## START Extracted entries

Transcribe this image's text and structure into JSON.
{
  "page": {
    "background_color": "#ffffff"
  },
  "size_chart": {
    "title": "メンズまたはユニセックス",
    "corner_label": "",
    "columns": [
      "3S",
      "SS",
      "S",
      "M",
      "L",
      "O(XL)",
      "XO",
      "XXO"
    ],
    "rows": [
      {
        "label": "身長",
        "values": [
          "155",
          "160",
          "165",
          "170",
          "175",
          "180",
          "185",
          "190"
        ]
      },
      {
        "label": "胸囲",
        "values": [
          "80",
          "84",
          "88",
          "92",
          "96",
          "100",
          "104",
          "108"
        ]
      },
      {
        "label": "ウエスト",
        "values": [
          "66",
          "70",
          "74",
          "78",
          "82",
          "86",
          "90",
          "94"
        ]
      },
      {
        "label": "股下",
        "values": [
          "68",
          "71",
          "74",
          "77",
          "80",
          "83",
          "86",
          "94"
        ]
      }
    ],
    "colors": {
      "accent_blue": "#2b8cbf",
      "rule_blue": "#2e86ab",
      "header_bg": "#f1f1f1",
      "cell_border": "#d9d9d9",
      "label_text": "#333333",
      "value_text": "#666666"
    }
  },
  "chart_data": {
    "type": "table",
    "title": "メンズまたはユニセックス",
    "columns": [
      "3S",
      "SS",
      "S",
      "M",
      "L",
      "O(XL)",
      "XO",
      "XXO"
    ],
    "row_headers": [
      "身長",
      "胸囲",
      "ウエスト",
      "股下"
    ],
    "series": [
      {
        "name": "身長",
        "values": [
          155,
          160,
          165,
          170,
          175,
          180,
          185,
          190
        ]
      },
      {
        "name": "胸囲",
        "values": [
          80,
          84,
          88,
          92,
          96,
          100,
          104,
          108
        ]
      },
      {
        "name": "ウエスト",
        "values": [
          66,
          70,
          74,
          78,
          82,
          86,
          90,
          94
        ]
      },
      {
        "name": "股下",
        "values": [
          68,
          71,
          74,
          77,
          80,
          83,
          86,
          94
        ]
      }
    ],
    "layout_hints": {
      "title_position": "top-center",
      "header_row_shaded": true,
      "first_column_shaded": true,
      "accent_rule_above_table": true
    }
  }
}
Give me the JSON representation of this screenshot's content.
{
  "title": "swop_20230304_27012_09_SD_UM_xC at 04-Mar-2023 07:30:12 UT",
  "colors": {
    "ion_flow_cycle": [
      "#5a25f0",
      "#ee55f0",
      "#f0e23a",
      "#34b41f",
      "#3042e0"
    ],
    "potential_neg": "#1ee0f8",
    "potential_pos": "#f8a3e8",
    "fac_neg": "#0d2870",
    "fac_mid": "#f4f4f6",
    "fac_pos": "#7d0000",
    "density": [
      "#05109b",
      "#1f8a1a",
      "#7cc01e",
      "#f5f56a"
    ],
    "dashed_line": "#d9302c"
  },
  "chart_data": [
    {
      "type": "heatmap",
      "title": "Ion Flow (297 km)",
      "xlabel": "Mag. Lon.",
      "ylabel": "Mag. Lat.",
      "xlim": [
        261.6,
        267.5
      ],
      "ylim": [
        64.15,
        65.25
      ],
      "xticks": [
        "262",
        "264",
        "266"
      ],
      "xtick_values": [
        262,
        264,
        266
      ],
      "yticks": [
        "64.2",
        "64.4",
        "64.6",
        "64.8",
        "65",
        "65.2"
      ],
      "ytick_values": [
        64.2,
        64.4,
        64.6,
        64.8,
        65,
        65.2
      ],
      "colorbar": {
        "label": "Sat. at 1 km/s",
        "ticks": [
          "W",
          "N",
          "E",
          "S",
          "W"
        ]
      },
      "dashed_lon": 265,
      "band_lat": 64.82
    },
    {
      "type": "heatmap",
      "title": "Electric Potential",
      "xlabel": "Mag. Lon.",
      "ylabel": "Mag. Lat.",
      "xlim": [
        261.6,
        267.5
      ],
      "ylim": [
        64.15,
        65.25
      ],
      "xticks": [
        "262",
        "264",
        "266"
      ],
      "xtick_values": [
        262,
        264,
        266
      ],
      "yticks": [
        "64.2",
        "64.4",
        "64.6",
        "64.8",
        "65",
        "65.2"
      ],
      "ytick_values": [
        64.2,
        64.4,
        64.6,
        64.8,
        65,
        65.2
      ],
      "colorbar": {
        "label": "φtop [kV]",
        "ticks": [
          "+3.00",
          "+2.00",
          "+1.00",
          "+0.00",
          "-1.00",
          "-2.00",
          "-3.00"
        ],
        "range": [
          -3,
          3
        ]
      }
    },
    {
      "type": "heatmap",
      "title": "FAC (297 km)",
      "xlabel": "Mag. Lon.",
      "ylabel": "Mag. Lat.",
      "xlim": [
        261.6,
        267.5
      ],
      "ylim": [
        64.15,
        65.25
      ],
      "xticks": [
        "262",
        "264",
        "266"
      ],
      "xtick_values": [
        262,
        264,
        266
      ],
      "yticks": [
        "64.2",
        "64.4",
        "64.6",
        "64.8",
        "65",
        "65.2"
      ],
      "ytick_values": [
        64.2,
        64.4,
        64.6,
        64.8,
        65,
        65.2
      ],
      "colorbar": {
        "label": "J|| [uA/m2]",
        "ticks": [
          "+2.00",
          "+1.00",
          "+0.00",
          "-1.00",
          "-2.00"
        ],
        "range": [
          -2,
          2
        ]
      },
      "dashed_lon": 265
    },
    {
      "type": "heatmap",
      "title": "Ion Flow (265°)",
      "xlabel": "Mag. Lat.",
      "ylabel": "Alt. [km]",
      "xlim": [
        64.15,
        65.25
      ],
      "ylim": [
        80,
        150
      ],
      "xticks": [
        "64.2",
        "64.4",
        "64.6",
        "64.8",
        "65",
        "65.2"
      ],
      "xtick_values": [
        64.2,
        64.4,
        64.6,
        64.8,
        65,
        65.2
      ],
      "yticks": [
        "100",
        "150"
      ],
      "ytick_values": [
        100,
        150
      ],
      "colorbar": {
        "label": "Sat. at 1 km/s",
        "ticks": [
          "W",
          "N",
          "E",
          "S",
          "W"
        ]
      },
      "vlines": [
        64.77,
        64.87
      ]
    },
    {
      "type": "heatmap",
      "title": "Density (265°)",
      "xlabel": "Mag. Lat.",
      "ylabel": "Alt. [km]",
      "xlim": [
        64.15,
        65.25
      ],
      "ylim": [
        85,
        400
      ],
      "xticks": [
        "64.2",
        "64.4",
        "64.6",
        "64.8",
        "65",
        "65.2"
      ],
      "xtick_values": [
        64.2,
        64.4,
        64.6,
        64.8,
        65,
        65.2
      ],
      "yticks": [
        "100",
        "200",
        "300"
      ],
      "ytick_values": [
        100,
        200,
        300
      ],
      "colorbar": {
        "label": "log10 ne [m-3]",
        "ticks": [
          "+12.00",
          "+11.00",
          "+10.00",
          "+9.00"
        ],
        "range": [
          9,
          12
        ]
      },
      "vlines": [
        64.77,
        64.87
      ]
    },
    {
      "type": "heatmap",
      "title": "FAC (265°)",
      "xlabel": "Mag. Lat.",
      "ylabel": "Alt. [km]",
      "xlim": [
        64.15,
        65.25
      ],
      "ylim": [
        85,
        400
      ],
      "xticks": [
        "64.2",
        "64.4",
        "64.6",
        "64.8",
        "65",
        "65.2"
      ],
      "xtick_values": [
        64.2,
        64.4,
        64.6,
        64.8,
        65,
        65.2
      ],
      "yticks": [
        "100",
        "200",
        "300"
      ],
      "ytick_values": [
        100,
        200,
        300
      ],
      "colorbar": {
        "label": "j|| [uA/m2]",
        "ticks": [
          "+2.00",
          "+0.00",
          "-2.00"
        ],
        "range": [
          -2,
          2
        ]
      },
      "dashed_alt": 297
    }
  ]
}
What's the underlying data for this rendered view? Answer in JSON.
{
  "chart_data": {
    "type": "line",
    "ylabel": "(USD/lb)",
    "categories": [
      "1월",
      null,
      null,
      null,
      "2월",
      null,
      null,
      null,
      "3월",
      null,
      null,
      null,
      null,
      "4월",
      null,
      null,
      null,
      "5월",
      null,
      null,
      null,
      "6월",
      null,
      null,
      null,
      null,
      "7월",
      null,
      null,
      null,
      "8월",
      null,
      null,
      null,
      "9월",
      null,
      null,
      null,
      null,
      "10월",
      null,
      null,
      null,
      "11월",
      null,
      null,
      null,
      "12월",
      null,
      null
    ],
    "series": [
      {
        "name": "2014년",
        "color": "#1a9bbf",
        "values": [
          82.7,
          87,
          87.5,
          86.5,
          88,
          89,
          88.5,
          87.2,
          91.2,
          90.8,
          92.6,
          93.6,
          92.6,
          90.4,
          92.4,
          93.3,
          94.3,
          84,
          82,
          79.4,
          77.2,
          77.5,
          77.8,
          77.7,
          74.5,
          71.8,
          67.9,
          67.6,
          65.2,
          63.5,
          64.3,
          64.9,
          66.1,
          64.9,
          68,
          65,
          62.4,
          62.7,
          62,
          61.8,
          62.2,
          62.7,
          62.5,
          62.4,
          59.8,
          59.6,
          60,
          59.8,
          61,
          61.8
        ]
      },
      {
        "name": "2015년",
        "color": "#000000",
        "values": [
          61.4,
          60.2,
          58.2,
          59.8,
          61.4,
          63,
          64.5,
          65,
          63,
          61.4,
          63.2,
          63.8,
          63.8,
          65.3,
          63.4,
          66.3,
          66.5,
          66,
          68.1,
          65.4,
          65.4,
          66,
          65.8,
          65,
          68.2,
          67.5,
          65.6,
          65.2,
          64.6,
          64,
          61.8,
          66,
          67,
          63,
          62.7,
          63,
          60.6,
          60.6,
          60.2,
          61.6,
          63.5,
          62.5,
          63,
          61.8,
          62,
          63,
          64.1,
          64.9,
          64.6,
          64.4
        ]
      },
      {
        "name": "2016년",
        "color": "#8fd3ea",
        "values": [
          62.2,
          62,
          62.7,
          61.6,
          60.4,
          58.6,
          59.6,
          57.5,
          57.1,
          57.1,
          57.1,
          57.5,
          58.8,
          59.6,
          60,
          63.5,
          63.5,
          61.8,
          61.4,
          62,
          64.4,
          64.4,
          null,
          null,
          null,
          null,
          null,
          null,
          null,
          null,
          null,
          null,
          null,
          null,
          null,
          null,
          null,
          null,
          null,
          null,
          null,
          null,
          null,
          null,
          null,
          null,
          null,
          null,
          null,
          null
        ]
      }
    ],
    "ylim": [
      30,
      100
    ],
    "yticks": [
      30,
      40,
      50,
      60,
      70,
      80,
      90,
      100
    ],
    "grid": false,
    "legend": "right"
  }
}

## END Extracted entries

**Directions**.
The lines to collect are those holding the string "name"; copy them all.

**Problem solution**.
        "name": "身長",
        "name": "胸囲",
        "name": "ウエスト",
        "name": "股下",
        "name": "2014년",
        "name": "2015년",
        "name": "2016년",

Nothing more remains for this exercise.